## Figure dataset records
>> start

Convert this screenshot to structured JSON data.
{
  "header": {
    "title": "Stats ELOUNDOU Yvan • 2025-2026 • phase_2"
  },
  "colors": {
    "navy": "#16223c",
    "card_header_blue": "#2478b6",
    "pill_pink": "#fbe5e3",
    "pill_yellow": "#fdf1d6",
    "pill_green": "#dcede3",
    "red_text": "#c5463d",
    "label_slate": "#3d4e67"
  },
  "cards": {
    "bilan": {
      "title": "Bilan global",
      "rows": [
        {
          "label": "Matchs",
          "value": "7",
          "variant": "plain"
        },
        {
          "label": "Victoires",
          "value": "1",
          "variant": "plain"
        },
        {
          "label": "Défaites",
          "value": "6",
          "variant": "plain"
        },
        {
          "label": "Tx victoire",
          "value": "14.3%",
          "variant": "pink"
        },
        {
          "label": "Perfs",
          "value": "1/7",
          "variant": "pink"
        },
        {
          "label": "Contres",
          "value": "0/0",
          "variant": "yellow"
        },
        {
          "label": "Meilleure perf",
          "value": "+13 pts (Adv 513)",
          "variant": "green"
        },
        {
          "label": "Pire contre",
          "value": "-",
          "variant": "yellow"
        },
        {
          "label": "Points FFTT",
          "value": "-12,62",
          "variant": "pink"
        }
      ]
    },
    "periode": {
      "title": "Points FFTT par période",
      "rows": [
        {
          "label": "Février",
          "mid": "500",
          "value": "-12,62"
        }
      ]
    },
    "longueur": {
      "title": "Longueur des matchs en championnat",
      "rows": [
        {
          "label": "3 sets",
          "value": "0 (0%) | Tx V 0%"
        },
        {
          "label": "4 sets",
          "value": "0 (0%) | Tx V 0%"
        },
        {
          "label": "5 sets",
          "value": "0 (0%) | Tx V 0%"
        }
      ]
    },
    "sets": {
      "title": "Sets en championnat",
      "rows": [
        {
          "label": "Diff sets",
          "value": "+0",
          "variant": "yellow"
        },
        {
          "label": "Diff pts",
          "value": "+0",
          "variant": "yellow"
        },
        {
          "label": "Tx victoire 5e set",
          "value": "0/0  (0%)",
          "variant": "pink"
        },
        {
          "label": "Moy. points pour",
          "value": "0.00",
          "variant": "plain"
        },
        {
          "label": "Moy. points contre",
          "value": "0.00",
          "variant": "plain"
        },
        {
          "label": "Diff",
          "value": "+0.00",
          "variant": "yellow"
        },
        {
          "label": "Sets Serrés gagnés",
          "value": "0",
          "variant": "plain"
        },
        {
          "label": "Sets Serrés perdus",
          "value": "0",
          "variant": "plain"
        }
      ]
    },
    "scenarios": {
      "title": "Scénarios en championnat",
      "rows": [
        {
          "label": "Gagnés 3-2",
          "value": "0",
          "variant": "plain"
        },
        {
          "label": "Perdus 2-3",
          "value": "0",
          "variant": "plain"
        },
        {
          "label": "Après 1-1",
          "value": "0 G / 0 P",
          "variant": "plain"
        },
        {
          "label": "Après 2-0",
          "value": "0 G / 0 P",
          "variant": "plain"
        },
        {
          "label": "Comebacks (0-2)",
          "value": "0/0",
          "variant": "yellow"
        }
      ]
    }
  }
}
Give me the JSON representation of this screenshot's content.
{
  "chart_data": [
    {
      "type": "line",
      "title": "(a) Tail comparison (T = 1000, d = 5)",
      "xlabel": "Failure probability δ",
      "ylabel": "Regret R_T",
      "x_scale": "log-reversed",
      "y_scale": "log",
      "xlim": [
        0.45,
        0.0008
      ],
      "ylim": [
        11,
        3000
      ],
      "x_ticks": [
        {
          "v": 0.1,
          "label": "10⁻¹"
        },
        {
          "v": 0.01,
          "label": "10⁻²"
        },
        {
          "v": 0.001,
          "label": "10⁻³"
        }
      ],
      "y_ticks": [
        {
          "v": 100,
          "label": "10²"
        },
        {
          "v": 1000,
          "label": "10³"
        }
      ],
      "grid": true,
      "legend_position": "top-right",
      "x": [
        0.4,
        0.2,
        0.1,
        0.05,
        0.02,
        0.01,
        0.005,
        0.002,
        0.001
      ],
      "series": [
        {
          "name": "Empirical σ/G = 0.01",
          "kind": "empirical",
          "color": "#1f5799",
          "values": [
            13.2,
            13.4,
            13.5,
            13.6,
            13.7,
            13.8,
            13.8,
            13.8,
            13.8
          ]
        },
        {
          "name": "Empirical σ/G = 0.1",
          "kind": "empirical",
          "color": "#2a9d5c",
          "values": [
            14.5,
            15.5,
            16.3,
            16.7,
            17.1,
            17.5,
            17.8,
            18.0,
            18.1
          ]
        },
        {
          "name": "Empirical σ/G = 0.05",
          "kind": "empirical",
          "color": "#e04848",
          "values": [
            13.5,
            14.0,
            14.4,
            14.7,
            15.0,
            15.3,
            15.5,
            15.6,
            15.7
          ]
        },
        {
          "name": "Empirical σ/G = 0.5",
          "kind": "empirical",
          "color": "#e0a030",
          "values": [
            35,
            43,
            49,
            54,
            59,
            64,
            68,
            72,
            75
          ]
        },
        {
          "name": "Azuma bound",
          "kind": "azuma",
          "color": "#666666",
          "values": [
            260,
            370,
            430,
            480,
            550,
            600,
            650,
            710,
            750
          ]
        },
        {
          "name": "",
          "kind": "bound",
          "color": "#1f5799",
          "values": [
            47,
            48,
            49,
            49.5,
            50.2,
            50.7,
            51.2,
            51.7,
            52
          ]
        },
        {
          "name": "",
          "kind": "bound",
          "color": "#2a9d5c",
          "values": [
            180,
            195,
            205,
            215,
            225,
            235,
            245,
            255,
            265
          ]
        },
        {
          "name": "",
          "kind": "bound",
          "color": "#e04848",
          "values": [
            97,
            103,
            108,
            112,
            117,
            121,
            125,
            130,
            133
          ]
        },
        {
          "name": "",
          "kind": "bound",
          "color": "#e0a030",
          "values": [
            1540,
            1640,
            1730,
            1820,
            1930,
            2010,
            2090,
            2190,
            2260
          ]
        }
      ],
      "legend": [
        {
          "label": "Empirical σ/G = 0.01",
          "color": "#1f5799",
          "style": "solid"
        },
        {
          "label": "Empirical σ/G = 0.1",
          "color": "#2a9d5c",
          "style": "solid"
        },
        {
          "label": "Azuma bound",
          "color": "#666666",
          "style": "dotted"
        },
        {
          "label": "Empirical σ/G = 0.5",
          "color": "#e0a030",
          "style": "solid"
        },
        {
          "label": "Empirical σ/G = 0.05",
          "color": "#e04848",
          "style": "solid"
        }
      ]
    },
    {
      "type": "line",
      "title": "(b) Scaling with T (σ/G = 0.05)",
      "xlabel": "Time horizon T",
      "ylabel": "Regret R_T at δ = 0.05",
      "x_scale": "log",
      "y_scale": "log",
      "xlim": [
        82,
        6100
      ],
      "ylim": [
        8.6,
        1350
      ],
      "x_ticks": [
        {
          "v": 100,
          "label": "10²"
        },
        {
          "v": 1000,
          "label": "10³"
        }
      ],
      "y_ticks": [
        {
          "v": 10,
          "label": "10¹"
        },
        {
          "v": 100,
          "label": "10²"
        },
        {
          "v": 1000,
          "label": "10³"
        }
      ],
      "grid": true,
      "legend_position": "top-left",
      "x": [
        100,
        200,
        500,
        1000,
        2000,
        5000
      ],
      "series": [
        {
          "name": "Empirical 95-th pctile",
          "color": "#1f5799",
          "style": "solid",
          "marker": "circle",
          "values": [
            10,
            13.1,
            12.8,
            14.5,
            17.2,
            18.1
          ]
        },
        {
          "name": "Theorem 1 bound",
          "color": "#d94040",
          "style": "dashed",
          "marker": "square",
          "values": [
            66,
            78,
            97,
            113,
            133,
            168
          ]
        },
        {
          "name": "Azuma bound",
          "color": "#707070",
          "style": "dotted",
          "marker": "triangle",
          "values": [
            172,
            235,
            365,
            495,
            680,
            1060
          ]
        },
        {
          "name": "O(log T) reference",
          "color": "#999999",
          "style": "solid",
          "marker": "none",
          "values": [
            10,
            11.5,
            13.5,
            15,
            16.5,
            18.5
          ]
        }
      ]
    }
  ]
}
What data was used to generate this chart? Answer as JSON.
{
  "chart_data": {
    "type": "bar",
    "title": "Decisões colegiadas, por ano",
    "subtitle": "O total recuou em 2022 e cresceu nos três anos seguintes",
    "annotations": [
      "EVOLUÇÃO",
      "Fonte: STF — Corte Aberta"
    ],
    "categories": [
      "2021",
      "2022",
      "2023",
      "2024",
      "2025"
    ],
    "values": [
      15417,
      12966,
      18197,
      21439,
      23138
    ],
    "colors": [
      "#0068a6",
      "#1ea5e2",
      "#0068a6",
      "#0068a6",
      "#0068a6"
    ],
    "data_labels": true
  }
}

>> end

## Objective
Take every line containing the word "Serrés" and copy it.

## Response to this exercise
          "label": "Sets Serrés gagnés",
          "label": "Sets Serrés perdus",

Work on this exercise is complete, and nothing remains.